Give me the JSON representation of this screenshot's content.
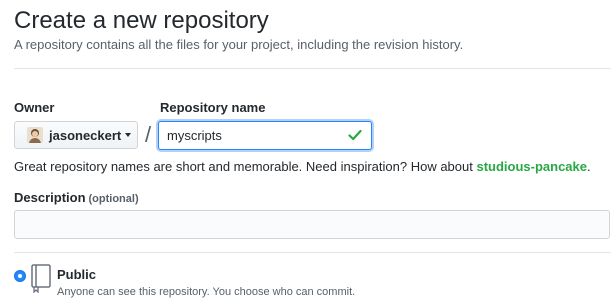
{
  "header": {
    "title": "Create a new repository",
    "subtitle": "A repository contains all the files for your project, including the revision history."
  },
  "owner": {
    "label": "Owner",
    "value": "jasoneckert"
  },
  "separator": "/",
  "repository": {
    "label": "Repository name",
    "value": "myscripts"
  },
  "name_hint": {
    "text": "Great repository names are short and memorable. Need inspiration? How about ",
    "suggestion": "studious-pancake",
    "suffix": "."
  },
  "description": {
    "label": "Description",
    "optional": "(optional)",
    "value": ""
  },
  "visibility": {
    "selected": "public",
    "public_label": "Public",
    "public_desc": "Anyone can see this repository. You choose who can commit."
  },
  "colors": {
    "accent": "#2188ff",
    "success": "#28a745",
    "text": "#24292e",
    "muted": "#586069"
  },
  "icons": {
    "owner_avatar": "avatar",
    "owner_dropdown": "caret-down-icon",
    "valid": "check-icon",
    "public": "repo-book-icon"
  }
}
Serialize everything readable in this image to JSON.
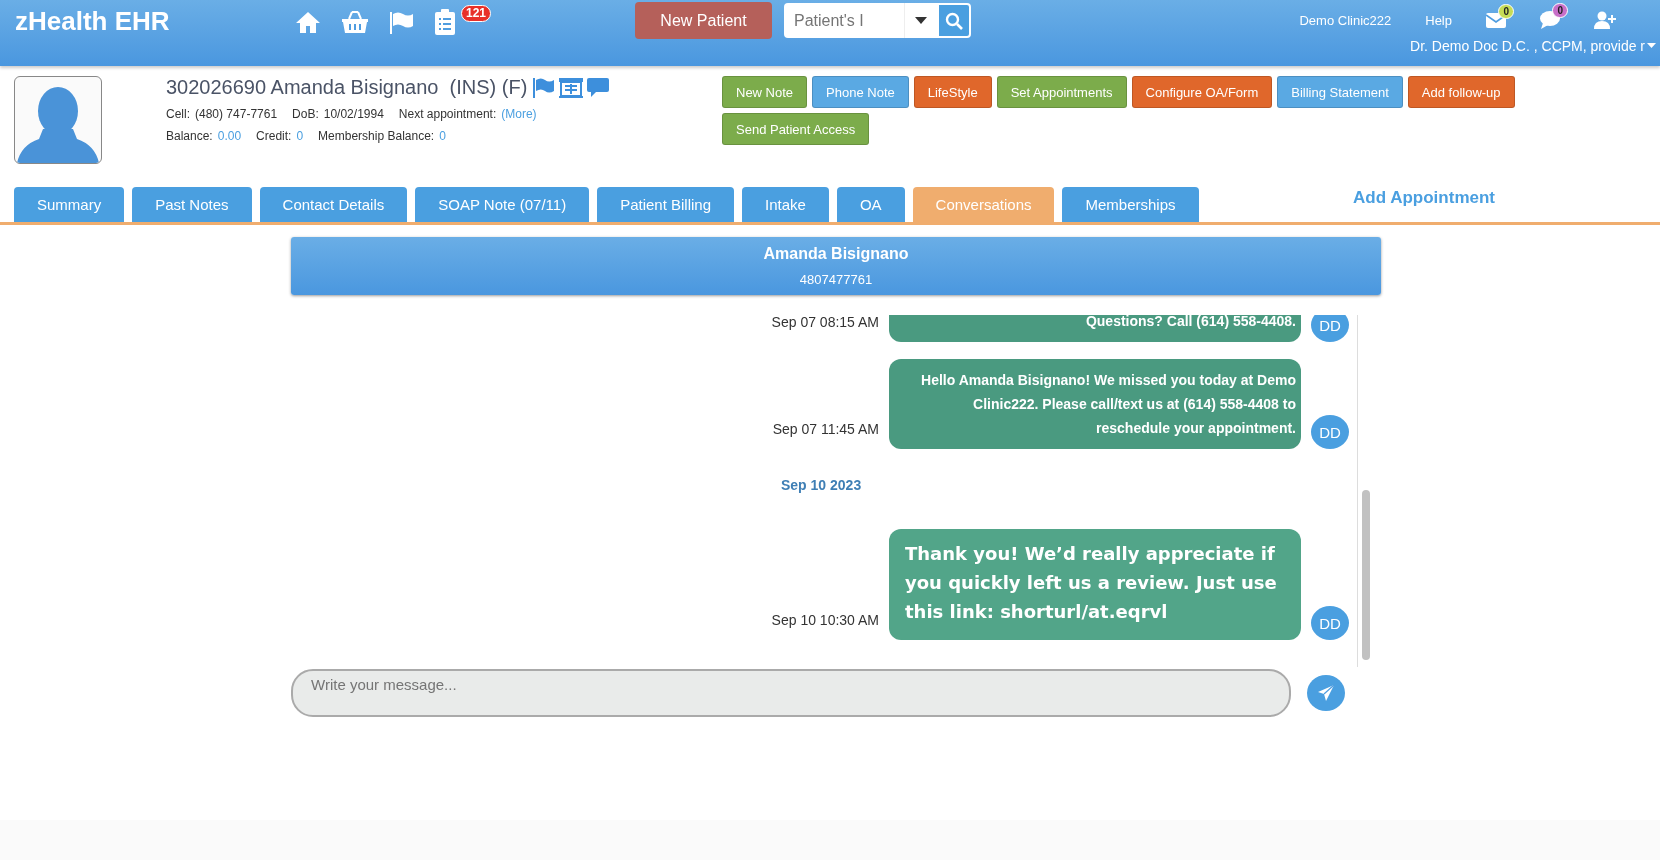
{
  "topbar": {
    "brand": "zHealth EHR",
    "icons": [
      {
        "kind": "home"
      },
      {
        "kind": "basket"
      },
      {
        "kind": "flag"
      },
      {
        "kind": "clipboard",
        "badge": "121",
        "color": "#e8302a"
      }
    ],
    "new_patient": "New Patient",
    "search": {
      "placeholder": "Patient's I"
    },
    "clinic": "Demo Clinic222",
    "help": "Help",
    "right_icons": [
      {
        "kind": "mail",
        "badge": "0",
        "color": "#c6dc56"
      },
      {
        "kind": "chat",
        "badge": "0",
        "color": "#c86fc8"
      },
      {
        "kind": "add-user"
      }
    ],
    "user": "Dr. Demo Doc D.C. , CCPM, provide r"
  },
  "patient": {
    "title": "302026690 Amanda Bisignano  (INS) (F)",
    "cell_label": "Cell:",
    "cell": "(480) 747-7761",
    "dob_label": "DoB:",
    "dob": "10/02/1994",
    "next_label": "Next appointment:",
    "next_link": "(More)",
    "balance_label": "Balance:",
    "balance": "0.00",
    "credit_label": "Credit:",
    "credit": "0",
    "membership_label": "Membership Balance:",
    "membership": "0"
  },
  "actions": [
    {
      "label": "New Note",
      "color": "#7cac4b"
    },
    {
      "label": "Phone Note",
      "color": "#5aa9e3"
    },
    {
      "label": "LifeStyle",
      "color": "#e0672b"
    },
    {
      "label": "Set Appointments",
      "color": "#7cac4b"
    },
    {
      "label": "Configure OA/Form",
      "color": "#e0672b"
    },
    {
      "label": "Billing Statement",
      "color": "#5aa9e3"
    },
    {
      "label": "Add follow-up",
      "color": "#e0672b"
    },
    {
      "label": "Send Patient Access",
      "color": "#7cac4b"
    }
  ],
  "tabs": [
    {
      "label": "Summary",
      "selected": false
    },
    {
      "label": "Past Notes",
      "selected": false
    },
    {
      "label": "Contact Details",
      "selected": false
    },
    {
      "label": "SOAP Note (07/11)",
      "selected": false
    },
    {
      "label": "Patient Billing",
      "selected": false
    },
    {
      "label": "Intake",
      "selected": false
    },
    {
      "label": "OA",
      "selected": false
    },
    {
      "label": "Conversations",
      "selected": true
    },
    {
      "label": "Memberships",
      "selected": false
    }
  ],
  "add_appointment": "Add Appointment",
  "conversation": {
    "name": "Amanda Bisignano",
    "phone": "4807477761",
    "items": [
      {
        "kind": "message",
        "time": "Sep 07 08:15 AM",
        "text": "Questions? Call (614) 558-4408.",
        "avatar": "DD"
      },
      {
        "kind": "message",
        "time": "Sep 07 11:45 AM",
        "text": "Hello Amanda Bisignano! We missed you today at Demo Clinic222. Please call/text us at (614) 558-4408 to reschedule your appointment.",
        "avatar": "DD"
      },
      {
        "kind": "date",
        "text": "Sep 10 2023"
      },
      {
        "kind": "typed",
        "time": "Sep 10 10:30 AM",
        "text": "Thank you! We’d really appreciate if you quickly left us a review. Just use this link: shorturl/at.eqrvl",
        "avatar": "DD"
      }
    ],
    "input": {
      "placeholder": "Write your message..."
    }
  }
}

[Task to complete]: Reproduce every line exactly and omit all pictures.

[Output for this exercise]:
Give me the JSON representation of this screenshot's content.
{
  "header": {
    "title": "Create a new repository",
    "subtitle": "A repository contains all the files for your project, including the revision history."
  },
  "owner": {
    "label": "Owner",
    "value": "jasoneckert"
  },
  "separator": "/",
  "repository": {
    "label": "Repository name",
    "value": "myscripts"
  },
  "name_hint": {
    "text": "Great repository names are short and memorable. Need inspiration? How about ",
    "suggestion": "studious-pancake",
    "suffix": "."
  },
  "description": {
    "label": "Description",
    "optional": "(optional)",
    "value": ""
  },
  "visibility": {
    "selected": "public",
    "public_label": "Public",
    "public_desc": "Anyone can see this repository. You choose who can commit."
  },
  "colors": {
    "accent": "#2188ff",
    "success": "#28a745",
    "text": "#24292e",
    "muted": "#586069"
  },
  "icons": {
    "owner_avatar": "avatar",
    "owner_dropdown": "caret-down-icon",
    "valid": "check-icon",
    "public": "repo-book-icon"
  }
}
Serialize everything readable in this image to JSON.
{
  "topbar": {
    "brand": "zHealth EHR",
    "icons": [
      {
        "kind": "home"
      },
      {
        "kind": "basket"
      },
      {
        "kind": "flag"
      },
      {
        "kind": "clipboard",
        "badge": "121",
        "color": "#e8302a"
      }
    ],
    "new_patient": "New Patient",
    "search": {
      "placeholder": "Patient's I"
    },
    "clinic": "Demo Clinic222",
    "help": "Help",
    "right_icons": [
      {
        "kind": "mail",
        "badge": "0",
        "color": "#c6dc56"
      },
      {
        "kind": "chat",
        "badge": "0",
        "color": "#c86fc8"
      },
      {
        "kind": "add-user"
      }
    ],
    "user": "Dr. Demo Doc D.C. , CCPM, provide r"
  },
  "patient": {
    "title": "302026690 Amanda Bisignano  (INS) (F)",
    "cell_label": "Cell:",
    "cell": "(480) 747-7761",
    "dob_label": "DoB:",
    "dob": "10/02/1994",
    "next_label": "Next appointment:",
    "next_link": "(More)",
    "balance_label": "Balance:",
    "balance": "0.00",
    "credit_label": "Credit:",
    "credit": "0",
    "membership_label": "Membership Balance:",
    "membership": "0"
  },
  "actions": [
    {
      "label": "New Note",
      "color": "#7cac4b"
    },
    {
      "label": "Phone Note",
      "color": "#5aa9e3"
    },
    {
      "label": "LifeStyle",
      "color": "#e0672b"
    },
    {
      "label": "Set Appointments",
      "color": "#7cac4b"
    },
    {
      "label": "Configure OA/Form",
      "color": "#e0672b"
    },
    {
      "label": "Billing Statement",
      "color": "#5aa9e3"
    },
    {
      "label": "Add follow-up",
      "color": "#e0672b"
    },
    {
      "label": "Send Patient Access",
      "color": "#7cac4b"
    }
  ],
  "tabs": [
    {
      "label": "Summary",
      "selected": false
    },
    {
      "label": "Past Notes",
      "selected": false
    },
    {
      "label": "Contact Details",
      "selected": false
    },
    {
      "label": "SOAP Note (07/11)",
      "selected": false
    },
    {
      "label": "Patient Billing",
      "selected": false
    },
    {
      "label": "Intake",
      "selected": false
    },
    {
      "label": "OA",
      "selected": false
    },
    {
      "label": "Conversations",
      "selected": true
    },
    {
      "label": "Memberships",
      "selected": false
    }
  ],
  "add_appointment": "Add Appointment",
  "conversation": {
    "name": "Amanda Bisignano",
    "phone": "4807477761",
    "items": [
      {
        "kind": "message",
        "time": "Sep 07 08:15 AM",
        "text": "Questions? Call (614) 558-4408.",
        "avatar": "DD"
      },
      {
        "kind": "message",
        "time": "Sep 07 11:45 AM",
        "text": "Hello Amanda Bisignano! We missed you today at Demo Clinic222. Please call/text us at (614) 558-4408 to reschedule your appointment.",
        "avatar": "DD"
      },
      {
        "kind": "date",
        "text": "Sep 10 2023"
      },
      {
        "kind": "typed",
        "time": "Sep 10 10:30 AM",
        "text": "Thank you! We’d really appreciate if you quickly left us a review. Just use this link: shorturl/at.eqrvl",
        "avatar": "DD"
      }
    ],
    "input": {
      "placeholder": "Write your message..."
    }
  }
}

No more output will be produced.